** Problem to solve **
Present everything from the line containing "Annotate this image: element" down to the line containing "pitcher-link[interactable]: スネル [121, 498, 181, 522]" in the records below as a Markdown table with the columns Row and Line. Number each line, skip blank lines, and leave the pictures out.

** Supplied data **
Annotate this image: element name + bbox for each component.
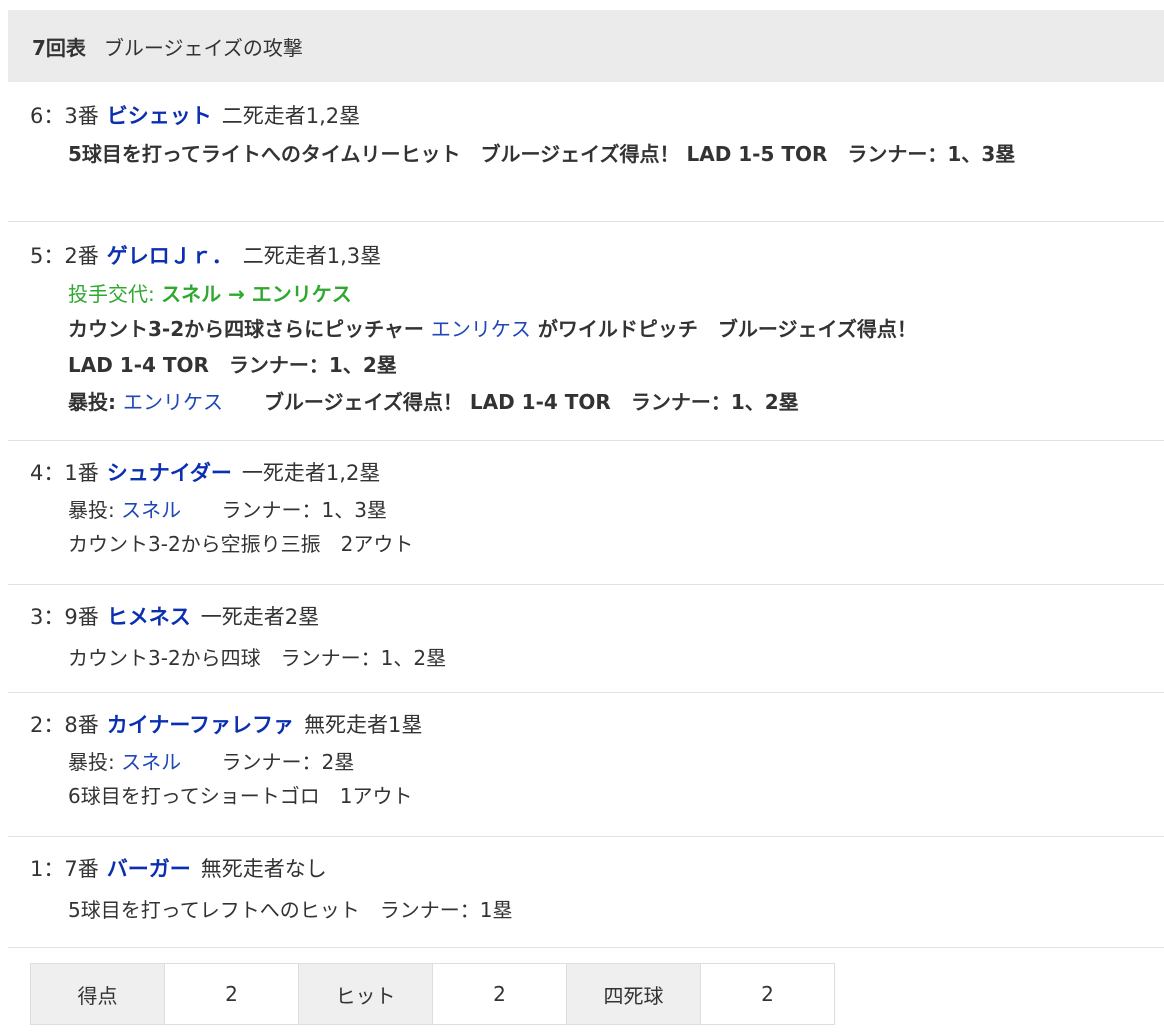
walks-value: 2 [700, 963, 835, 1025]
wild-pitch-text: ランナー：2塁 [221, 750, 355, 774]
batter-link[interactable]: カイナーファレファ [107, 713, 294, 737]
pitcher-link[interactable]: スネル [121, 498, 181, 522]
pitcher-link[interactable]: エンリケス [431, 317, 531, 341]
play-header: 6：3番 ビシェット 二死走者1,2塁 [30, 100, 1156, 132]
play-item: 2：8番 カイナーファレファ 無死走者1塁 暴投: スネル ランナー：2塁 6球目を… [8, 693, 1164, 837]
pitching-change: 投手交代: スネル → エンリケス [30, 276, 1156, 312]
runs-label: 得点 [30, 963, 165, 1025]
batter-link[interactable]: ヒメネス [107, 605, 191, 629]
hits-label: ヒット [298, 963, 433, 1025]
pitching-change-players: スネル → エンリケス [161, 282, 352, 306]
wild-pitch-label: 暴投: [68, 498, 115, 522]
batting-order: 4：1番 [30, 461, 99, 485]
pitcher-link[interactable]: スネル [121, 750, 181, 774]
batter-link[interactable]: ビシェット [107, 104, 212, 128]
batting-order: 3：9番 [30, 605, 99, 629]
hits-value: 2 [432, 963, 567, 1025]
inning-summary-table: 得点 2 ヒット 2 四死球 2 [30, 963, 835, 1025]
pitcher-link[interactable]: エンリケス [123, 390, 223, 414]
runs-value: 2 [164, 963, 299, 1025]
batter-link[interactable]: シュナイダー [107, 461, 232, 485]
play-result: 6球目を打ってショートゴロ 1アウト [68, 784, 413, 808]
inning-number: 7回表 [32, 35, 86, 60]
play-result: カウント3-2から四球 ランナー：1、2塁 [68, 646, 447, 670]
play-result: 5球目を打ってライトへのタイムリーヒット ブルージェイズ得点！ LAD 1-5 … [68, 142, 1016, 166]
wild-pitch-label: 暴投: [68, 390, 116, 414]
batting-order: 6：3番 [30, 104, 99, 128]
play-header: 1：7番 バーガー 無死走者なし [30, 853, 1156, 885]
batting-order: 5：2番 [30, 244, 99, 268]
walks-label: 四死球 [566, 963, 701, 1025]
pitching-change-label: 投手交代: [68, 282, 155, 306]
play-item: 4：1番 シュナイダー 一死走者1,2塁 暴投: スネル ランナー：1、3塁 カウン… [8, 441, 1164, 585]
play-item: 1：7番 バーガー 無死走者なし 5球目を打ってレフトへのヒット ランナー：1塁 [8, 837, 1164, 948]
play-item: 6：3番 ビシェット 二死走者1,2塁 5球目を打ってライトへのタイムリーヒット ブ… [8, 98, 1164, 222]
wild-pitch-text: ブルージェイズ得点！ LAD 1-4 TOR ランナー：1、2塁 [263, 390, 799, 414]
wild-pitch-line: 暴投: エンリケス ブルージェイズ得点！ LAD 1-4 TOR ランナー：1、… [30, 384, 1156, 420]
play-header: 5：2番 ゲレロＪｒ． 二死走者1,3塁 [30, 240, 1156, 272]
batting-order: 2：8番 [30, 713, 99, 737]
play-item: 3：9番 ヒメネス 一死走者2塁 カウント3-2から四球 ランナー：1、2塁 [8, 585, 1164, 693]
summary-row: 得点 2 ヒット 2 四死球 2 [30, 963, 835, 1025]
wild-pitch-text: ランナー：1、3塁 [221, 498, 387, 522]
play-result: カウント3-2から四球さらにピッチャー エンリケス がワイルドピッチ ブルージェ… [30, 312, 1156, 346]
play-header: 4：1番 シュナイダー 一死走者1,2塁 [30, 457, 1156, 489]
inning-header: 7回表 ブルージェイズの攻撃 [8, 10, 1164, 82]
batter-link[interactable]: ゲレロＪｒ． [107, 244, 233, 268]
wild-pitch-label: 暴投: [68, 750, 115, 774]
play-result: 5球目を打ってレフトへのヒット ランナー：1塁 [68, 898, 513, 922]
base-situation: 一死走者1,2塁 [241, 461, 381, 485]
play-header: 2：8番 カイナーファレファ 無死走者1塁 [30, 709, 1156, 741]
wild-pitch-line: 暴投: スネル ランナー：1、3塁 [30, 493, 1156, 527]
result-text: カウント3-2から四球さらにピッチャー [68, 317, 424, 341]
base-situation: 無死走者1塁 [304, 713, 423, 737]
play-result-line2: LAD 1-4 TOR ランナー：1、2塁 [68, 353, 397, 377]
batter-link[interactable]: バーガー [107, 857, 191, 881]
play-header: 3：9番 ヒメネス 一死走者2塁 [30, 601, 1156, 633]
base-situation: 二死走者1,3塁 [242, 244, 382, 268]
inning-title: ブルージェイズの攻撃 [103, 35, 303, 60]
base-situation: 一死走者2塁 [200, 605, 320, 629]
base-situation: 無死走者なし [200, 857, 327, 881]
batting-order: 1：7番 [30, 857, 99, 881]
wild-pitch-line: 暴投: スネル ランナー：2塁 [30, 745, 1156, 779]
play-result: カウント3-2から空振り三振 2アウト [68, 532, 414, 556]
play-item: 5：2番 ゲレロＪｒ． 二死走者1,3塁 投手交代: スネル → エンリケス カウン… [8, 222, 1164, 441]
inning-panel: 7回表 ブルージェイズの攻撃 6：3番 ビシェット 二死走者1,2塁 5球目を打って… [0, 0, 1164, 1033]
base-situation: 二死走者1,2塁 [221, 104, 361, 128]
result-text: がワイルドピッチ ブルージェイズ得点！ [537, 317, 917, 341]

...

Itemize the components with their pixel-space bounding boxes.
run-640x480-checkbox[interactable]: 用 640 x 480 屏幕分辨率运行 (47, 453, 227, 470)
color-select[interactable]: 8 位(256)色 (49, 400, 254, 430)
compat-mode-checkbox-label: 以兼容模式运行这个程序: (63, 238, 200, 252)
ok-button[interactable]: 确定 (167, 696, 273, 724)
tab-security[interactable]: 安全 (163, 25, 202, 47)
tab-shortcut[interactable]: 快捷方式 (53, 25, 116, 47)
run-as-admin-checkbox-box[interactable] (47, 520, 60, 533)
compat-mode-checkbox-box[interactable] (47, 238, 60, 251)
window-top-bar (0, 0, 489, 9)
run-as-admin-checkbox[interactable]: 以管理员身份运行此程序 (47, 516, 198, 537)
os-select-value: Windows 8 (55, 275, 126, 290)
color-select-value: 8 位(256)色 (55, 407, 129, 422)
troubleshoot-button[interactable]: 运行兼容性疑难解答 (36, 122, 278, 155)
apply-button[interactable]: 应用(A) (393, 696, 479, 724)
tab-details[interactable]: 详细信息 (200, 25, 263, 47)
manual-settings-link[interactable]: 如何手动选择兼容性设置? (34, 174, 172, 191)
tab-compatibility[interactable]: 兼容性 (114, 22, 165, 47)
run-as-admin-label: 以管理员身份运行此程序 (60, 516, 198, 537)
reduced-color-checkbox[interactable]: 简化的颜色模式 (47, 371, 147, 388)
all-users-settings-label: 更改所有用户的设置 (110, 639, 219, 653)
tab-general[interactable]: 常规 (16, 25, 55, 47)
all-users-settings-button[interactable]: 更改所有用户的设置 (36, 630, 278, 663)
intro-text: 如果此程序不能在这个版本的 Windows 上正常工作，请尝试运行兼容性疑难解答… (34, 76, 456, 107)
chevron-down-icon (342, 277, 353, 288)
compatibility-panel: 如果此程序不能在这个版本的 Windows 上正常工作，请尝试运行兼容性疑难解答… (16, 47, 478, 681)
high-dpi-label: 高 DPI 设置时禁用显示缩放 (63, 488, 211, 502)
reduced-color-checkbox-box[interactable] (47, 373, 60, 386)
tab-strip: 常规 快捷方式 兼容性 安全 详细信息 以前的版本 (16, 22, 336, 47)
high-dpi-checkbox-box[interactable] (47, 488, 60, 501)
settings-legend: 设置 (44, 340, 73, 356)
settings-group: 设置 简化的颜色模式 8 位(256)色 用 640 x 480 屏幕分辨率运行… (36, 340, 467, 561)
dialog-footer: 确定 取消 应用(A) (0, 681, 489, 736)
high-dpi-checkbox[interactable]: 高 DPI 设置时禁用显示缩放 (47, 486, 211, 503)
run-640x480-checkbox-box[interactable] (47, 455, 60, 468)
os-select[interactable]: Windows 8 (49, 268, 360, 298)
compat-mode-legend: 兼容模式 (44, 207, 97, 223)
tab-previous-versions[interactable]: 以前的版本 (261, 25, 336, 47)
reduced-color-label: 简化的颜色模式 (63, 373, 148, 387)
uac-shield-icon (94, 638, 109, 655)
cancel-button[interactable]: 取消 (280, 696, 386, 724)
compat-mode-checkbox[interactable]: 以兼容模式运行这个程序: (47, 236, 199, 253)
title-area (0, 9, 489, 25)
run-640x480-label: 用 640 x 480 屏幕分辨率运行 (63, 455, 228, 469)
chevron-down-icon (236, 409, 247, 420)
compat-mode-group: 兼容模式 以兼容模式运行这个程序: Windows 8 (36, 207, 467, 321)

--

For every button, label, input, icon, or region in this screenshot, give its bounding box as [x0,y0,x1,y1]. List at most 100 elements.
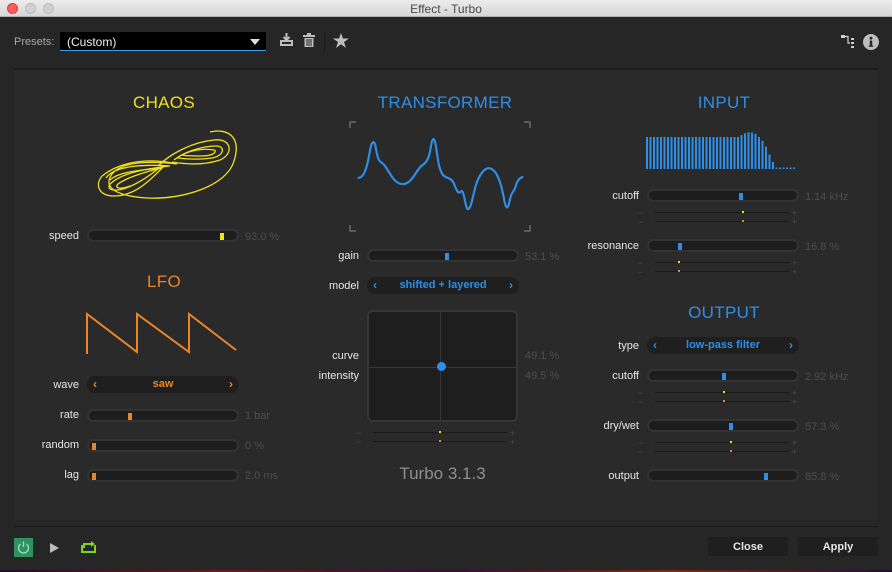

** Correct answer **
| Row | Line |
|---|---|
| 1 | Annotate this image: element name + bbox for each component. |
| 2 | walks-value: 2 [700, 963, 835, 1025] |
| 3 | wild-pitch-text: ランナー：2塁 [221, 750, 355, 774] |
| 4 | batter-link[interactable]: カイナーファレファ [107, 713, 294, 737] |
| 5 | pitcher-link[interactable]: スネル [121, 498, 181, 522] |